◆ Material for the task ◆
-.-.-

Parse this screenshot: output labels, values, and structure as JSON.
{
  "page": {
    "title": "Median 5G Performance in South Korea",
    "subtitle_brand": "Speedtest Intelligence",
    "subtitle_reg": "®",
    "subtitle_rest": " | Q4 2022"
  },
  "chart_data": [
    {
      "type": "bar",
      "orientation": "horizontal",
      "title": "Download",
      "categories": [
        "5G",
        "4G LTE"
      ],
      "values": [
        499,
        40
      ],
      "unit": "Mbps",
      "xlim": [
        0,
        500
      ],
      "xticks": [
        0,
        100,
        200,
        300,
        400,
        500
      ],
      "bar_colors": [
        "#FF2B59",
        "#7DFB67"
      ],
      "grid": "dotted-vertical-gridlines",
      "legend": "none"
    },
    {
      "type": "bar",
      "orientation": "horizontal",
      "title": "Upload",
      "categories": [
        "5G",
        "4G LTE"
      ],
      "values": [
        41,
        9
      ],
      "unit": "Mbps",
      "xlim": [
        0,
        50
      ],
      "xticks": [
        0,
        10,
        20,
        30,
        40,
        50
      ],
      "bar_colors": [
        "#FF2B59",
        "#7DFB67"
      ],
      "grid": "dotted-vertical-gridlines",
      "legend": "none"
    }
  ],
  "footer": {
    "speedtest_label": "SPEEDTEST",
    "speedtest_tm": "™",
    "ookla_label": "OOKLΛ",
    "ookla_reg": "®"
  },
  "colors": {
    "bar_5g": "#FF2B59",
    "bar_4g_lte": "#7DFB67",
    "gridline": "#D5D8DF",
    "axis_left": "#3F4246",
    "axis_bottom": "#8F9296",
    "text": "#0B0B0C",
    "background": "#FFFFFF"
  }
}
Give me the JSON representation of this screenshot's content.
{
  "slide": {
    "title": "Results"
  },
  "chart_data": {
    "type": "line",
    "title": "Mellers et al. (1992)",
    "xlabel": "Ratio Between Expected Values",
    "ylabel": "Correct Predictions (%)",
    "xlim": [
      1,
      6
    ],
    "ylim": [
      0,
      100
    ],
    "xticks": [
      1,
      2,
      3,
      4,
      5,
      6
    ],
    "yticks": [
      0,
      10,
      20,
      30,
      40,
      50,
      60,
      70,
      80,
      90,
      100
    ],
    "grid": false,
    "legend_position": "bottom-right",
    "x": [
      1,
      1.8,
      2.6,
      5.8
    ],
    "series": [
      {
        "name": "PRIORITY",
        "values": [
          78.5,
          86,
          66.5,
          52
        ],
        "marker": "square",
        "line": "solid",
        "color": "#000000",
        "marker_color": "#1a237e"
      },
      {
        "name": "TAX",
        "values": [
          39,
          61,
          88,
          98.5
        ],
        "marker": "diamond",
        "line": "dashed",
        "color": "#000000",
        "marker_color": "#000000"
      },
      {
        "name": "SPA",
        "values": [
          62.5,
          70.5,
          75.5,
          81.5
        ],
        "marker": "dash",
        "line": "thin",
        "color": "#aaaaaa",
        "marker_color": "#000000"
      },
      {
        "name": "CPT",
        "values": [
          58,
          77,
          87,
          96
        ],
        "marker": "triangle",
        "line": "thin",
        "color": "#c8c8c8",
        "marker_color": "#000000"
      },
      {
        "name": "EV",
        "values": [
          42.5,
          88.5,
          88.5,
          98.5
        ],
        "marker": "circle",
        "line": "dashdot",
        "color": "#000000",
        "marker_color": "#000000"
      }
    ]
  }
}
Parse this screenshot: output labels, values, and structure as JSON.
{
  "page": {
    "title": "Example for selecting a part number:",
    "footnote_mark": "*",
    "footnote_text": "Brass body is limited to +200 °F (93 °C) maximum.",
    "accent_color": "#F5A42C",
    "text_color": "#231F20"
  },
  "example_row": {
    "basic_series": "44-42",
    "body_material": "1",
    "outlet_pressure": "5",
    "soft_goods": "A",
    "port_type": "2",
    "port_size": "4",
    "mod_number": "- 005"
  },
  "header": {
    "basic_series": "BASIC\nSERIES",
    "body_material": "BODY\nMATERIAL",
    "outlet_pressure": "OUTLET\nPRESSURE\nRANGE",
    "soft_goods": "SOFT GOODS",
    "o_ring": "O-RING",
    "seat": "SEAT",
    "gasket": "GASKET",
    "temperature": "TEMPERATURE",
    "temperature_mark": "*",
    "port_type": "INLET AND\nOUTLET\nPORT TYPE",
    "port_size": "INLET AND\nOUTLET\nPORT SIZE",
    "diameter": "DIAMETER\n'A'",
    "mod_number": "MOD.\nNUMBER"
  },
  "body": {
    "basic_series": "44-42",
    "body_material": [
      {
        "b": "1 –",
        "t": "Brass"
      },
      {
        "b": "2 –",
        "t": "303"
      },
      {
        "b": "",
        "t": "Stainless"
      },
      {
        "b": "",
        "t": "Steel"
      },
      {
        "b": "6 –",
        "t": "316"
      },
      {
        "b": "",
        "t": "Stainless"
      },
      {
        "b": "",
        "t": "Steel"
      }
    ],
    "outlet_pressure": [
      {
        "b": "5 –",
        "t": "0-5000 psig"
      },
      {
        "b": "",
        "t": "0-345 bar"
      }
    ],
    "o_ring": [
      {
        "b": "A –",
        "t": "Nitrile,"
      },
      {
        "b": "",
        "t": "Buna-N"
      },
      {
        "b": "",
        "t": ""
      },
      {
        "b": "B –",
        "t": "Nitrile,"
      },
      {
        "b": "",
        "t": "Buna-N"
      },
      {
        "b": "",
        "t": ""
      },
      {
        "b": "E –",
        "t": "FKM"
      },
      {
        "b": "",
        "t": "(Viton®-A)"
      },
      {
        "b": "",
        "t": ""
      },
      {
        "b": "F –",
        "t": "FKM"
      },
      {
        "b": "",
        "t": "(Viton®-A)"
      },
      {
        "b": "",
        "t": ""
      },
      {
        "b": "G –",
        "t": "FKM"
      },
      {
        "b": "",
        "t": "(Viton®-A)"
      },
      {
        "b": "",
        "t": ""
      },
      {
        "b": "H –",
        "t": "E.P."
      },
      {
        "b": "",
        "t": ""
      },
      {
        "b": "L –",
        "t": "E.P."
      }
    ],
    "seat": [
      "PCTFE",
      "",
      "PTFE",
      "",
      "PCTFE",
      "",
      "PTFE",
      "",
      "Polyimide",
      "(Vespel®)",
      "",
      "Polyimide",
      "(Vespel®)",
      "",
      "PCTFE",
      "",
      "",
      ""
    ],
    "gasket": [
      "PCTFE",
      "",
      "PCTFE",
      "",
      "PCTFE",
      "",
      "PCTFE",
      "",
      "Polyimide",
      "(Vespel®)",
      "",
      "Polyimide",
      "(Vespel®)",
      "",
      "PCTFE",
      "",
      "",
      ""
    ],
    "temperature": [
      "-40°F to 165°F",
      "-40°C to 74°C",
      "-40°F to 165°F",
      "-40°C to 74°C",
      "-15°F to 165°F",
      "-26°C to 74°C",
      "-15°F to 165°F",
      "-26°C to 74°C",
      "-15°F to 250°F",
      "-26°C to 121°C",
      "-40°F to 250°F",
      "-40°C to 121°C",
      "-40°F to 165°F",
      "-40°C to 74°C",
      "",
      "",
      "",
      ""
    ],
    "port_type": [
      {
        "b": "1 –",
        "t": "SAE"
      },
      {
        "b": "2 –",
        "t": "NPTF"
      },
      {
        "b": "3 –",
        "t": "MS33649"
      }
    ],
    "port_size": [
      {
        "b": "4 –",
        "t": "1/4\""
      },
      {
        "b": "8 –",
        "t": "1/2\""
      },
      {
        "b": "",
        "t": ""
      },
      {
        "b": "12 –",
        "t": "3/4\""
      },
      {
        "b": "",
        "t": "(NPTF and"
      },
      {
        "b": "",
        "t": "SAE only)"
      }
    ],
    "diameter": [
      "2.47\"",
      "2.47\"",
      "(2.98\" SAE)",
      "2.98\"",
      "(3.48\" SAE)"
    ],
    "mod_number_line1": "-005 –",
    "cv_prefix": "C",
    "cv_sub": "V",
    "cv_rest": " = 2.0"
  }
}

-.-.-

◆ Work instructions ◆
Sift the material for lines with the string "INLET". Copy each one found.

◆ Solved problem ◆
    "port_type": "INLET AND\nOUTLET\nPORT TYPE",
    "port_size": "INLET AND\nOUTLET\nPORT SIZE",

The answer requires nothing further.